A run of records
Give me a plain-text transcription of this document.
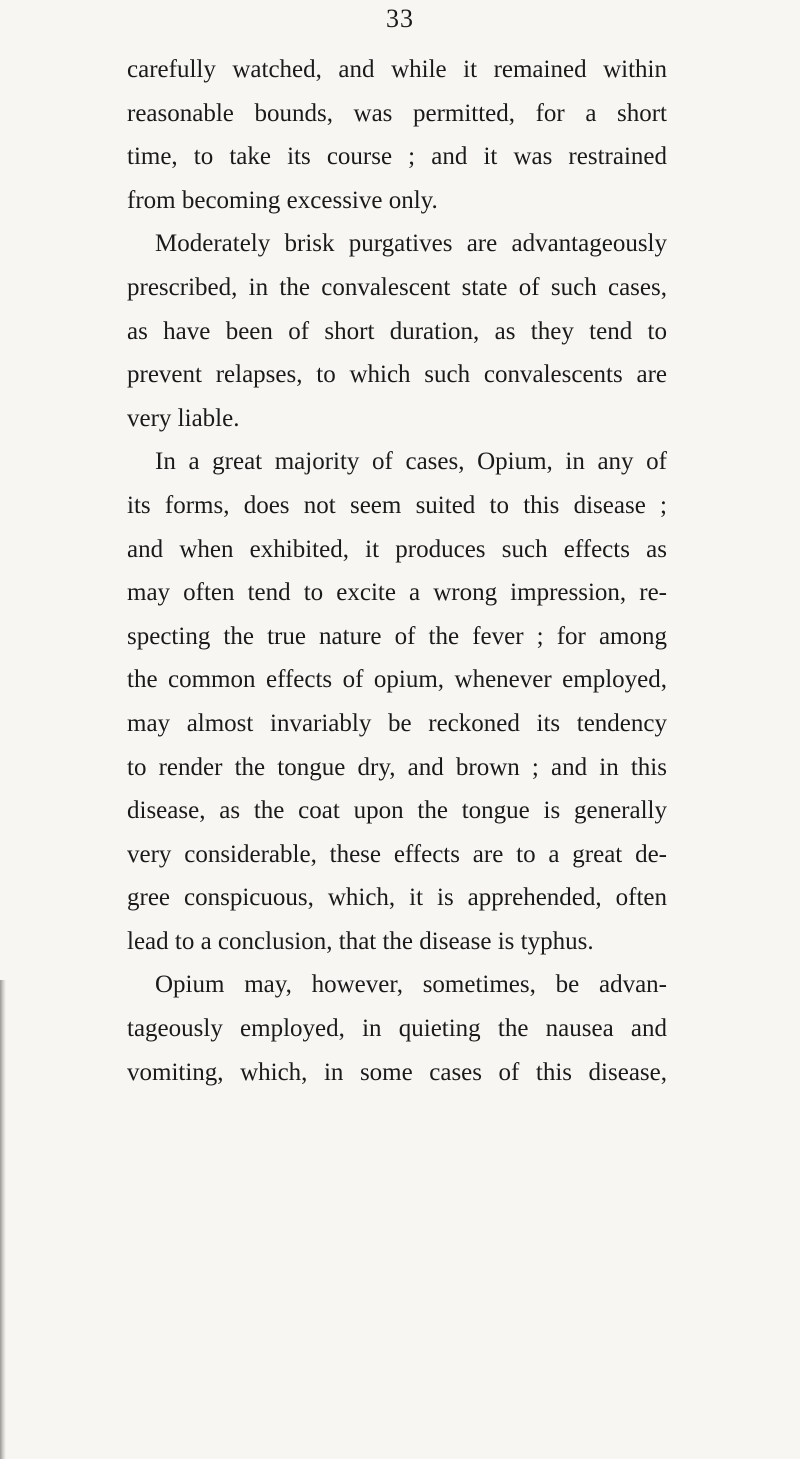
33
carefully watched, and while it remained within
reasonable bounds, was permitted, for a short
time, to take its course ; and it was restrained
from becoming excessive only.
Moderately brisk purgatives are advantageously
prescribed, in the convalescent state of such cases,
as have been of short duration, as they tend to
prevent relapses, to which such convalescents are
very liable.
In a great majority of cases, Opium, in any of
its forms, does not seem suited to this disease ;
and when exhibited, it produces such effects as
may often tend to excite a wrong impression, re-
specting the true nature of the fever ; for among
the common effects of opium, whenever employed,
may almost invariably be reckoned its tendency
to render the tongue dry, and brown ; and in this
disease, as the coat upon the tongue is generally
very considerable, these effects are to a great de-
gree conspicuous, which, it is apprehended, often
lead to a conclusion, that the disease is typhus.
Opium may, however, sometimes, be advan-
tageously employed, in quieting the nausea and
vomiting, which, in some cases of this disease,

Written task
Make a word-for-word copy of the entries, without any pictures.

Worked solution
Give me a plain-text transcription of this document.
33
carefully watched, and while it remained within
reasonable bounds, was permitted, for a short
time, to take its course ; and it was restrained
from becoming excessive only.
Moderately brisk purgatives are advantageously
prescribed, in the convalescent state of such cases,
as have been of short duration, as they tend to
prevent relapses, to which such convalescents are
very liable.
In a great majority of cases, Opium, in any of
its forms, does not seem suited to this disease ;
and when exhibited, it produces such effects as
may often tend to excite a wrong impression, re-
specting the true nature of the fever ; for among
the common effects of opium, whenever employed,
may almost invariably be reckoned its tendency
to render the tongue dry, and brown ; and in this
disease, as the coat upon the tongue is generally
very considerable, these effects are to a great de-
gree conspicuous, which, it is apprehended, often
lead to a conclusion, that the disease is typhus.
Opium may, however, sometimes, be advan-
tageously employed, in quieting the nausea and
vomiting, which, in some cases of this disease,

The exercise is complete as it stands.